> WHAT YOU ARE ASKED TO DO
Look below. Copy each line that has "question" in it.

* Begin STORED DATA *

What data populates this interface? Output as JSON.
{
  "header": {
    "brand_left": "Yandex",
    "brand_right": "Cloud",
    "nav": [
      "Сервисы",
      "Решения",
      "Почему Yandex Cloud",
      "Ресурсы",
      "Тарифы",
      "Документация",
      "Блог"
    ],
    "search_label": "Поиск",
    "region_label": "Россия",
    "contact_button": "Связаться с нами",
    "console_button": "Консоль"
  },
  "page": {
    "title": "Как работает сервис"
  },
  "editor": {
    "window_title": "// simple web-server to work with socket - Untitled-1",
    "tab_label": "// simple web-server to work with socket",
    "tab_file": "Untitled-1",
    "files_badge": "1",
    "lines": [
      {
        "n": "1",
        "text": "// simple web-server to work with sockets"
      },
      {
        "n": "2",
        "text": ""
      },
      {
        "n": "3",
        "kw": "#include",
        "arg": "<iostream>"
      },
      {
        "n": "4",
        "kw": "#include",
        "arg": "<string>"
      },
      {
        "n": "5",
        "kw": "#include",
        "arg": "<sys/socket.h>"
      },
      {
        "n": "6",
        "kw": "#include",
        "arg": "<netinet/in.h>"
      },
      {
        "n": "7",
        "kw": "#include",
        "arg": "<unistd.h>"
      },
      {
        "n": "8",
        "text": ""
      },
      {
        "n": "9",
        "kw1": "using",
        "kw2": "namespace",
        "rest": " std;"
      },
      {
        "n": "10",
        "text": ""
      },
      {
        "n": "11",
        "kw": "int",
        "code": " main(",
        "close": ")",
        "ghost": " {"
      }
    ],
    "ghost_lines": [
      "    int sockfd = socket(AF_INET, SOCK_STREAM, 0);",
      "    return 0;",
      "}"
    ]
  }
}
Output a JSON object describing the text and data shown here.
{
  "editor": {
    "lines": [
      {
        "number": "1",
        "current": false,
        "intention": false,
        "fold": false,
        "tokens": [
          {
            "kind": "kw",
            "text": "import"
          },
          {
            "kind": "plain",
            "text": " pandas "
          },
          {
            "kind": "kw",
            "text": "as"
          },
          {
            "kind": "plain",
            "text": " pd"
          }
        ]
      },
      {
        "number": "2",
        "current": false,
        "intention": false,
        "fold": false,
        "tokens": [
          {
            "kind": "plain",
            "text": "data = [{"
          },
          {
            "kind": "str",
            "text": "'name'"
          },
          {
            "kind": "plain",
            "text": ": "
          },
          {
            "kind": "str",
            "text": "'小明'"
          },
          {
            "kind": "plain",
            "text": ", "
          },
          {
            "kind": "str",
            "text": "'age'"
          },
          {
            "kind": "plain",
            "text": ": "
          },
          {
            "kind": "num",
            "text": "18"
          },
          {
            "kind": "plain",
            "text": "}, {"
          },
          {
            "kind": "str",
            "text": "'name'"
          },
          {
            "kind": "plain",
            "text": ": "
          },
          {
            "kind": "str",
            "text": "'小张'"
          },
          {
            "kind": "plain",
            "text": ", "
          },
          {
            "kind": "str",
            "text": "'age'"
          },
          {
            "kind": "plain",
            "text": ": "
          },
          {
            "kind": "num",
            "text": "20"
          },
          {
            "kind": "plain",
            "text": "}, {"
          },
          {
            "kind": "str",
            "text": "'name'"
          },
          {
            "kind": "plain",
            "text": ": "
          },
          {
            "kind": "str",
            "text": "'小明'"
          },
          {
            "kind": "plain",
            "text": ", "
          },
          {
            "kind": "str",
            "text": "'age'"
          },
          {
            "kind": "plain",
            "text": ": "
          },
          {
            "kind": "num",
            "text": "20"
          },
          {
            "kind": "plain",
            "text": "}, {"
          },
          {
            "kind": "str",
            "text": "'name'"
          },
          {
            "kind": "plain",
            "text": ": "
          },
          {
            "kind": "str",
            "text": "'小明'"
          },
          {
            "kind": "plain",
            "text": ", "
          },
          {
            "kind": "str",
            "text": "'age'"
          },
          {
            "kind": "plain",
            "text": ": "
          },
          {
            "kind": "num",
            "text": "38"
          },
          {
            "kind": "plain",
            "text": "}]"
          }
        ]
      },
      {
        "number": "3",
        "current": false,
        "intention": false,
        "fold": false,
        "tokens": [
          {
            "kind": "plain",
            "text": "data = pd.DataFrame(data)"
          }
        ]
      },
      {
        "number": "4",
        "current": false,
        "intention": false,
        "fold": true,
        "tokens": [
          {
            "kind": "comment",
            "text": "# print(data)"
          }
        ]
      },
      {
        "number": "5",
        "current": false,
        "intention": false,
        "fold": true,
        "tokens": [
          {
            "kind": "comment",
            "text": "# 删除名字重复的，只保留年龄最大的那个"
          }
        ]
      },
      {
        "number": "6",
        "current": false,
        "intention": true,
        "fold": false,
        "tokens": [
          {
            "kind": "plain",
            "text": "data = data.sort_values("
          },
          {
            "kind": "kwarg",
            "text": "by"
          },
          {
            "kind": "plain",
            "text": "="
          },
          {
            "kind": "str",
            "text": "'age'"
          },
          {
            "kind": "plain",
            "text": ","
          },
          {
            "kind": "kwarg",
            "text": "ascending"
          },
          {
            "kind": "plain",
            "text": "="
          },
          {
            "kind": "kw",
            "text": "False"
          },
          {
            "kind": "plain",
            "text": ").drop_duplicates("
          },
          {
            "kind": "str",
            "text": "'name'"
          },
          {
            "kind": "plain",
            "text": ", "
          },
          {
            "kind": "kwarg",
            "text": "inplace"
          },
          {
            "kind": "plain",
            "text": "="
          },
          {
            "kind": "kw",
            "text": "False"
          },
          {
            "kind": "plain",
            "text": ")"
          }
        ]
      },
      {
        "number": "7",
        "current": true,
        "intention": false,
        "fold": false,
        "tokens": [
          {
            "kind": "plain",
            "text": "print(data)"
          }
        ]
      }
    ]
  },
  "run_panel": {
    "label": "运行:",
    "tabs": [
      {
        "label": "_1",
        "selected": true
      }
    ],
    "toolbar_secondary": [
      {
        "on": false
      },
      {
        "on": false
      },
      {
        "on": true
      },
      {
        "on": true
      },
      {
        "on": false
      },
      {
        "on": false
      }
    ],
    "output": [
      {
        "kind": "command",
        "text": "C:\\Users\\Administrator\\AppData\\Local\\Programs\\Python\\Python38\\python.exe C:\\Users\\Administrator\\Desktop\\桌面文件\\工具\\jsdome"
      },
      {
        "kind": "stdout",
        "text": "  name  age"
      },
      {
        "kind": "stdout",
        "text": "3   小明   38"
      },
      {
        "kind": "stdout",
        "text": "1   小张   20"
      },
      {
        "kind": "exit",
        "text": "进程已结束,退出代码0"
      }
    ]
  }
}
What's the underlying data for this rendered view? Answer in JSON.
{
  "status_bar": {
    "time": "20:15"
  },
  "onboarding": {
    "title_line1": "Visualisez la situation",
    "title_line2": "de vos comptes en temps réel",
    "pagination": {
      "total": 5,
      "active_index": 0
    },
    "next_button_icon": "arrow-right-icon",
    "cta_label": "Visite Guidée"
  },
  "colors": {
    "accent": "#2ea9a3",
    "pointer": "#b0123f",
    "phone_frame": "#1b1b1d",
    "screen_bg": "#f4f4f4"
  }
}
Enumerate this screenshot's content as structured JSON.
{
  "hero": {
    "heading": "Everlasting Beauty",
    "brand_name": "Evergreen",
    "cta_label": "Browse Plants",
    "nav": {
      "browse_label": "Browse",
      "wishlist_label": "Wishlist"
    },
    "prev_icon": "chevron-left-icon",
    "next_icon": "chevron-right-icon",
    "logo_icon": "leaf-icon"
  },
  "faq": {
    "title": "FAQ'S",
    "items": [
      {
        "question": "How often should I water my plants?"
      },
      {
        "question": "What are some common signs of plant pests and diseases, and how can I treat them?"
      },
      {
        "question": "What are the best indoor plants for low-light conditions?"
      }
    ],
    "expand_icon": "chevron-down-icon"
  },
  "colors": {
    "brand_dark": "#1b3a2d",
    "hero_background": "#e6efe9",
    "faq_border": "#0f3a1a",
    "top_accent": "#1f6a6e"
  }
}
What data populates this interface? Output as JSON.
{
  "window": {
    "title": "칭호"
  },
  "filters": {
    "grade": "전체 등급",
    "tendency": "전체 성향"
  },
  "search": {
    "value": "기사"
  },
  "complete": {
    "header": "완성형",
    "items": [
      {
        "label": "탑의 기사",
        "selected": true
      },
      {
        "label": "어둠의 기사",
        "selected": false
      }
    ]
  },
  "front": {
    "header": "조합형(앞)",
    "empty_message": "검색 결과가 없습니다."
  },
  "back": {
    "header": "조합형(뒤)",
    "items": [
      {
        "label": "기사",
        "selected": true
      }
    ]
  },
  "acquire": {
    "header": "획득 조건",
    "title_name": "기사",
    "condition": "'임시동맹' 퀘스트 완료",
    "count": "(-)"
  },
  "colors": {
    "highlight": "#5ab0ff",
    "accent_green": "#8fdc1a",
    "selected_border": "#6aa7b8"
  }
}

* End STORED DATA *

> OUTPUT BELOW
        "question": "How often should I water my plants?"
        "question": "What are some common signs of plant pests and diseases, and how can I treat them?"
        "question": "What are the best indoor plants for low-light conditions?"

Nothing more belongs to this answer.